## Task instructions
In the records that follow, locate every line with "JSON" and extract it.

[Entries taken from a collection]

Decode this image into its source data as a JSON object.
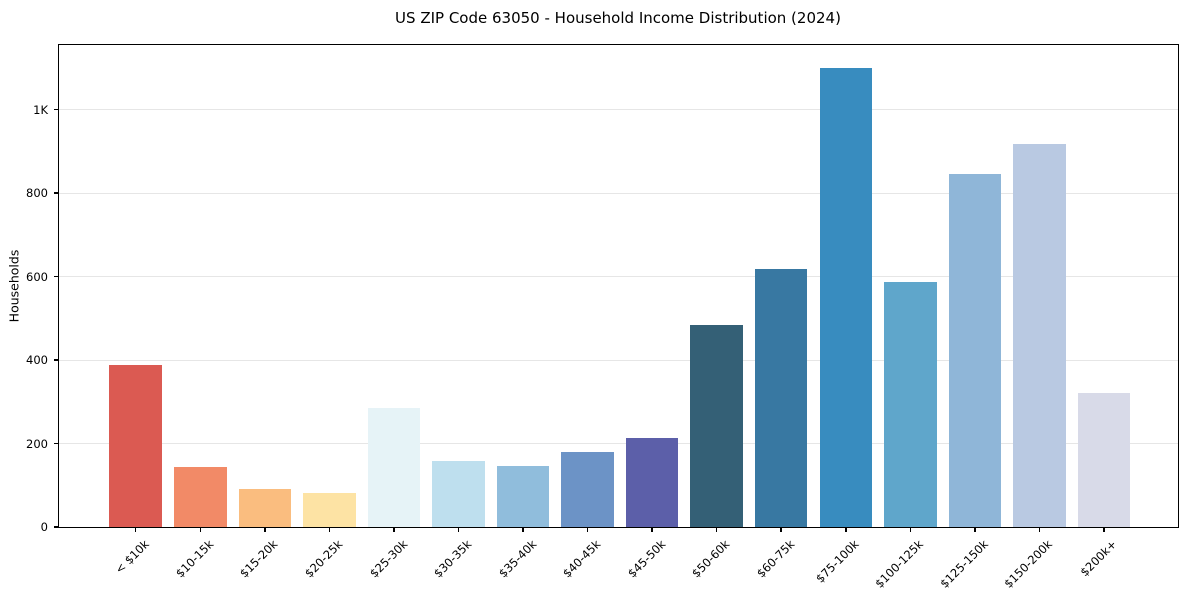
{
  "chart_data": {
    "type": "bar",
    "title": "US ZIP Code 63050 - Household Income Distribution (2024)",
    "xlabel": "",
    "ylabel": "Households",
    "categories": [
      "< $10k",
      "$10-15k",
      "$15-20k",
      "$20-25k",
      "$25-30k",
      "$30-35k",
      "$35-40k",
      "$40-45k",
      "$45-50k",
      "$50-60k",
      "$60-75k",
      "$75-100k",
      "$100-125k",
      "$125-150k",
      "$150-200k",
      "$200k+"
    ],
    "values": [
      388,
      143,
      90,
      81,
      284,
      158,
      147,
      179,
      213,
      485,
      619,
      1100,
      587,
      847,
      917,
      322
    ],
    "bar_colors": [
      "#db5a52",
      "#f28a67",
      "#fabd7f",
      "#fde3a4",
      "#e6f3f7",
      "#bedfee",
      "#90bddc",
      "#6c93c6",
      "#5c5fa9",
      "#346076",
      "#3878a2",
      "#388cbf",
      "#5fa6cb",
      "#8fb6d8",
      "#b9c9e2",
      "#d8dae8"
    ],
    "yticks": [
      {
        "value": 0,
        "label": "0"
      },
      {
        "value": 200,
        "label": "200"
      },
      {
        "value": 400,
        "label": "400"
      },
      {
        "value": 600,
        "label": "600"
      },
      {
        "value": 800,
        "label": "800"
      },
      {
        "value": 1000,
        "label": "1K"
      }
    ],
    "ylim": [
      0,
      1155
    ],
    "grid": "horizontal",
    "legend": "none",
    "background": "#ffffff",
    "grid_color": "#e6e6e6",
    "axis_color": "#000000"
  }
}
---
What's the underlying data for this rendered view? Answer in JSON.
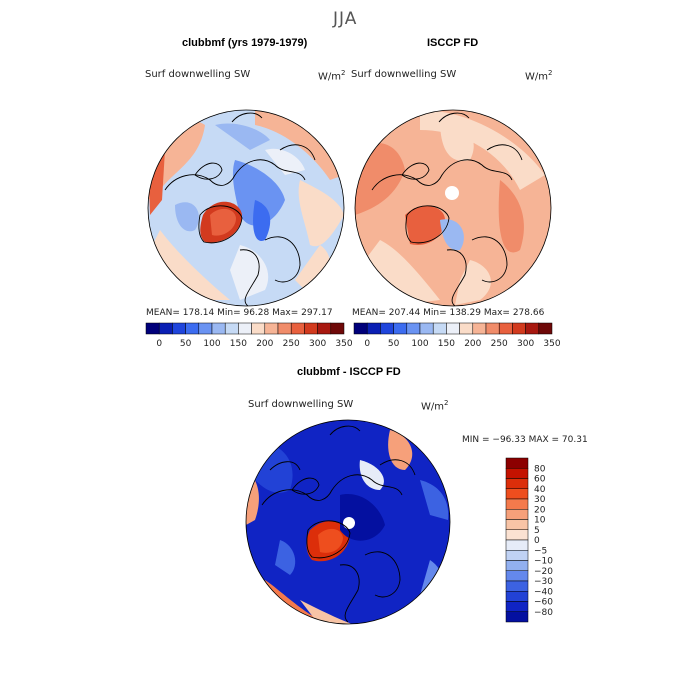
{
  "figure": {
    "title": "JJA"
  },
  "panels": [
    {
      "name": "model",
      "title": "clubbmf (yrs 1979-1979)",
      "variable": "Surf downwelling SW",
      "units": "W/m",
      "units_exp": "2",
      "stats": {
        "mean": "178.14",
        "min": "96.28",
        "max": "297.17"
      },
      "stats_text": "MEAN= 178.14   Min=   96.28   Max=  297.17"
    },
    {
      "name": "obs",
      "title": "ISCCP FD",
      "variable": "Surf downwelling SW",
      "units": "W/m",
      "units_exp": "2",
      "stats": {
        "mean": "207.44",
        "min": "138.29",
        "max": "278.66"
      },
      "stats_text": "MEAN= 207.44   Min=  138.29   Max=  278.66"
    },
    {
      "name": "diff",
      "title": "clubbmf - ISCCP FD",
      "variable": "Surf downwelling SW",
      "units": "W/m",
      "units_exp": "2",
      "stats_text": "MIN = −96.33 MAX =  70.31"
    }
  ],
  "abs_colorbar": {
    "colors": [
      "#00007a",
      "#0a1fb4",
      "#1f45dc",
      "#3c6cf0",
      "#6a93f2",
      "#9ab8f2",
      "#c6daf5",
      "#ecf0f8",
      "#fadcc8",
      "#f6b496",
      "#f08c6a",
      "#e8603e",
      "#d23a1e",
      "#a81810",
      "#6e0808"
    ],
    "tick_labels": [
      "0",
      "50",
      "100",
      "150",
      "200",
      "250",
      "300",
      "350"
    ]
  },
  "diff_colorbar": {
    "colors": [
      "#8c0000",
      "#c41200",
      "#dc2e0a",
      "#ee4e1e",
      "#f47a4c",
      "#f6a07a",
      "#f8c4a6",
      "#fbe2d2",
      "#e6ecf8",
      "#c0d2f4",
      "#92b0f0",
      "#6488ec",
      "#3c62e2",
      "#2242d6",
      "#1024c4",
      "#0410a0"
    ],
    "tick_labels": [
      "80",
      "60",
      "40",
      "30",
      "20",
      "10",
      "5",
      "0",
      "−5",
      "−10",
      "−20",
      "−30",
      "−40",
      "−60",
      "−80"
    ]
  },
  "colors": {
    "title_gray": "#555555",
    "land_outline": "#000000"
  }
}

## Response to the exercise
Decode this image into its source data as a JSON object.
What's the underlying data for this rendered view? Answer in JSON.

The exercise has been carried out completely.